**TASK TO CARRY OUT**: Write the data out again exactly, with no pictures.

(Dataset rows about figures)

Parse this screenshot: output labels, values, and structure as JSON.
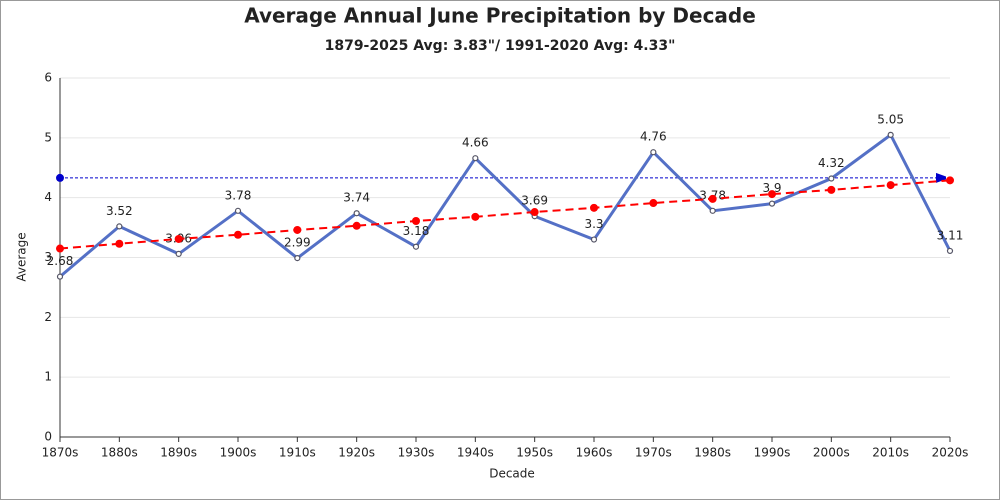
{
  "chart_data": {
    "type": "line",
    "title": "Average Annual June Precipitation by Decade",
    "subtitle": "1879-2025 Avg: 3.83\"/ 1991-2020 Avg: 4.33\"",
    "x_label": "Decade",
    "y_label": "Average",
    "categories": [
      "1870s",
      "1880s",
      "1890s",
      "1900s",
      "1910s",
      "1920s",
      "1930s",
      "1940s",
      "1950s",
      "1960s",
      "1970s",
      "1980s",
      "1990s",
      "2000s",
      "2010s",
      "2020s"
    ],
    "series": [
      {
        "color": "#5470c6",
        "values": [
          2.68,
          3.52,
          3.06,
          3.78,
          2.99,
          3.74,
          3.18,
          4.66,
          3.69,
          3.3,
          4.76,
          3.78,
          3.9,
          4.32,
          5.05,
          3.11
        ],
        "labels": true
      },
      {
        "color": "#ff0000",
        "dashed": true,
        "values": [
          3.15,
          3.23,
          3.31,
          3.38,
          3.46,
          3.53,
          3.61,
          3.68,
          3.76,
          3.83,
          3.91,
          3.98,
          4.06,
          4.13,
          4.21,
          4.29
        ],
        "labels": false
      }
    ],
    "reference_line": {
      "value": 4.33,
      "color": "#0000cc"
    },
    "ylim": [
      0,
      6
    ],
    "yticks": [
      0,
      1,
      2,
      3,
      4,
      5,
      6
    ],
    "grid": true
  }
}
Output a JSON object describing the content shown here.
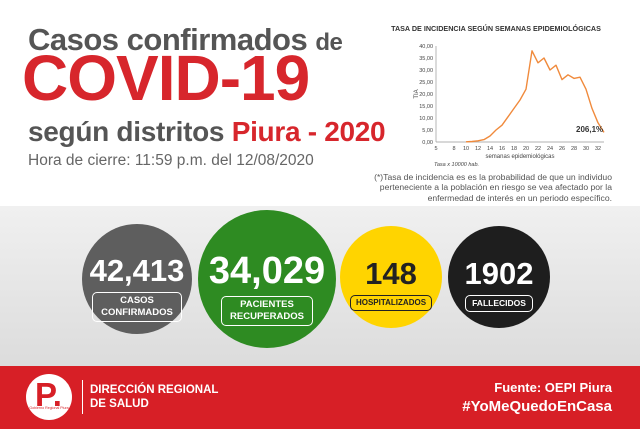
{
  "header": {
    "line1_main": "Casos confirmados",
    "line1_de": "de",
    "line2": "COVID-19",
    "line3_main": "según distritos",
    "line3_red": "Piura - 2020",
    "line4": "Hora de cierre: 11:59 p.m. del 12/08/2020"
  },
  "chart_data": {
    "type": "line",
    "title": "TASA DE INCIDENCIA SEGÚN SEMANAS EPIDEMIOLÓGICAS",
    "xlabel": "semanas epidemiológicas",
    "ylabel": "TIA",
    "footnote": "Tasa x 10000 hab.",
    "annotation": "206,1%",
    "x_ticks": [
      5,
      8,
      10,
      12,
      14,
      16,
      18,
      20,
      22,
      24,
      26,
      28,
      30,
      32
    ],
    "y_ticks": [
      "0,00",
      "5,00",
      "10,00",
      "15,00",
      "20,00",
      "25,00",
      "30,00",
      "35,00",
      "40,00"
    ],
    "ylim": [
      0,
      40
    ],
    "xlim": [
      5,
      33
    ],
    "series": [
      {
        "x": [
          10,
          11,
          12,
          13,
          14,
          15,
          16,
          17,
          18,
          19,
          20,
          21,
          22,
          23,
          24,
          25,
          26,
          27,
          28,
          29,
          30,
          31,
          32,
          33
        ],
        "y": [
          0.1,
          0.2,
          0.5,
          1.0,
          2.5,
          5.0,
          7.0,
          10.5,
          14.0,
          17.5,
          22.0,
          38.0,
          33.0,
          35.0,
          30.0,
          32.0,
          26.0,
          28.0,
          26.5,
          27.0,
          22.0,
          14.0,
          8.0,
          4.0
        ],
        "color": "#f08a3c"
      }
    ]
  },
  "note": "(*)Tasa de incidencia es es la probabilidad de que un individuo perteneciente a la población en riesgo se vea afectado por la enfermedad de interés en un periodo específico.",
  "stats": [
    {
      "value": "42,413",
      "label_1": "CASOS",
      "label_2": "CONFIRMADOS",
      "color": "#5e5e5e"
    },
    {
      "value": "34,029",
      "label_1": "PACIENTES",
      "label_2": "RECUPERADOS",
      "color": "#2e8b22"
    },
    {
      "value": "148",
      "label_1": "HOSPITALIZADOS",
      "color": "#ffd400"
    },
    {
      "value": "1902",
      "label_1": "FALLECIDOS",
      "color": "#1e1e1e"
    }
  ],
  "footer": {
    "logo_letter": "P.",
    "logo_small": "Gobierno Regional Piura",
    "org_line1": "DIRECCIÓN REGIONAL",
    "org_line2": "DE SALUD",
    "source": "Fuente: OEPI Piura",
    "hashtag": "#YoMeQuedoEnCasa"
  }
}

**EXERCISE OUTPUT**:
Parse this screenshot: output labels, values, and structure as JSON.
{
  "chart_data": {
    "type": "line",
    "title": "Average Annual June Precipitation by Decade",
    "subtitle": "1879-2025 Avg: 3.83\"/ 1991-2020 Avg: 4.33\"",
    "x_label": "Decade",
    "y_label": "Average",
    "categories": [
      "1870s",
      "1880s",
      "1890s",
      "1900s",
      "1910s",
      "1920s",
      "1930s",
      "1940s",
      "1950s",
      "1960s",
      "1970s",
      "1980s",
      "1990s",
      "2000s",
      "2010s",
      "2020s"
    ],
    "series": [
      {
        "color": "#5470c6",
        "values": [
          2.68,
          3.52,
          3.06,
          3.78,
          2.99,
          3.74,
          3.18,
          4.66,
          3.69,
          3.3,
          4.76,
          3.78,
          3.9,
          4.32,
          5.05,
          3.11
        ],
        "labels": true
      },
      {
        "color": "#ff0000",
        "dashed": true,
        "values": [
          3.15,
          3.23,
          3.31,
          3.38,
          3.46,
          3.53,
          3.61,
          3.68,
          3.76,
          3.83,
          3.91,
          3.98,
          4.06,
          4.13,
          4.21,
          4.29
        ],
        "labels": false
      }
    ],
    "reference_line": {
      "value": 4.33,
      "color": "#0000cc"
    },
    "ylim": [
      0,
      6
    ],
    "yticks": [
      0,
      1,
      2,
      3,
      4,
      5,
      6
    ],
    "grid": true
  }
}
Output a JSON object describing the content shown here.
{
  "header": {
    "line1_main": "Casos confirmados",
    "line1_de": "de",
    "line2": "COVID-19",
    "line3_main": "según distritos",
    "line3_red": "Piura - 2020",
    "line4": "Hora de cierre: 11:59 p.m. del 12/08/2020"
  },
  "chart_data": {
    "type": "line",
    "title": "TASA DE INCIDENCIA SEGÚN SEMANAS EPIDEMIOLÓGICAS",
    "xlabel": "semanas epidemiológicas",
    "ylabel": "TIA",
    "footnote": "Tasa x 10000 hab.",
    "annotation": "206,1%",
    "x_ticks": [
      5,
      8,
      10,
      12,
      14,
      16,
      18,
      20,
      22,
      24,
      26,
      28,
      30,
      32
    ],
    "y_ticks": [
      "0,00",
      "5,00",
      "10,00",
      "15,00",
      "20,00",
      "25,00",
      "30,00",
      "35,00",
      "40,00"
    ],
    "ylim": [
      0,
      40
    ],
    "xlim": [
      5,
      33
    ],
    "series": [
      {
        "x": [
          10,
          11,
          12,
          13,
          14,
          15,
          16,
          17,
          18,
          19,
          20,
          21,
          22,
          23,
          24,
          25,
          26,
          27,
          28,
          29,
          30,
          31,
          32,
          33
        ],
        "y": [
          0.1,
          0.2,
          0.5,
          1.0,
          2.5,
          5.0,
          7.0,
          10.5,
          14.0,
          17.5,
          22.0,
          38.0,
          33.0,
          35.0,
          30.0,
          32.0,
          26.0,
          28.0,
          26.5,
          27.0,
          22.0,
          14.0,
          8.0,
          4.0
        ],
        "color": "#f08a3c"
      }
    ]
  },
  "note": "(*)Tasa de incidencia es es la probabilidad de que un individuo perteneciente a la población en riesgo se vea afectado por la enfermedad de interés en un periodo específico.",
  "stats": [
    {
      "value": "42,413",
      "label_1": "CASOS",
      "label_2": "CONFIRMADOS",
      "color": "#5e5e5e"
    },
    {
      "value": "34,029",
      "label_1": "PACIENTES",
      "label_2": "RECUPERADOS",
      "color": "#2e8b22"
    },
    {
      "value": "148",
      "label_1": "HOSPITALIZADOS",
      "color": "#ffd400"
    },
    {
      "value": "1902",
      "label_1": "FALLECIDOS",
      "color": "#1e1e1e"
    }
  ],
  "footer": {
    "logo_letter": "P.",
    "logo_small": "Gobierno Regional Piura",
    "org_line1": "DIRECCIÓN REGIONAL",
    "org_line2": "DE SALUD",
    "source": "Fuente: OEPI Piura",
    "hashtag": "#YoMeQuedoEnCasa"
  }
}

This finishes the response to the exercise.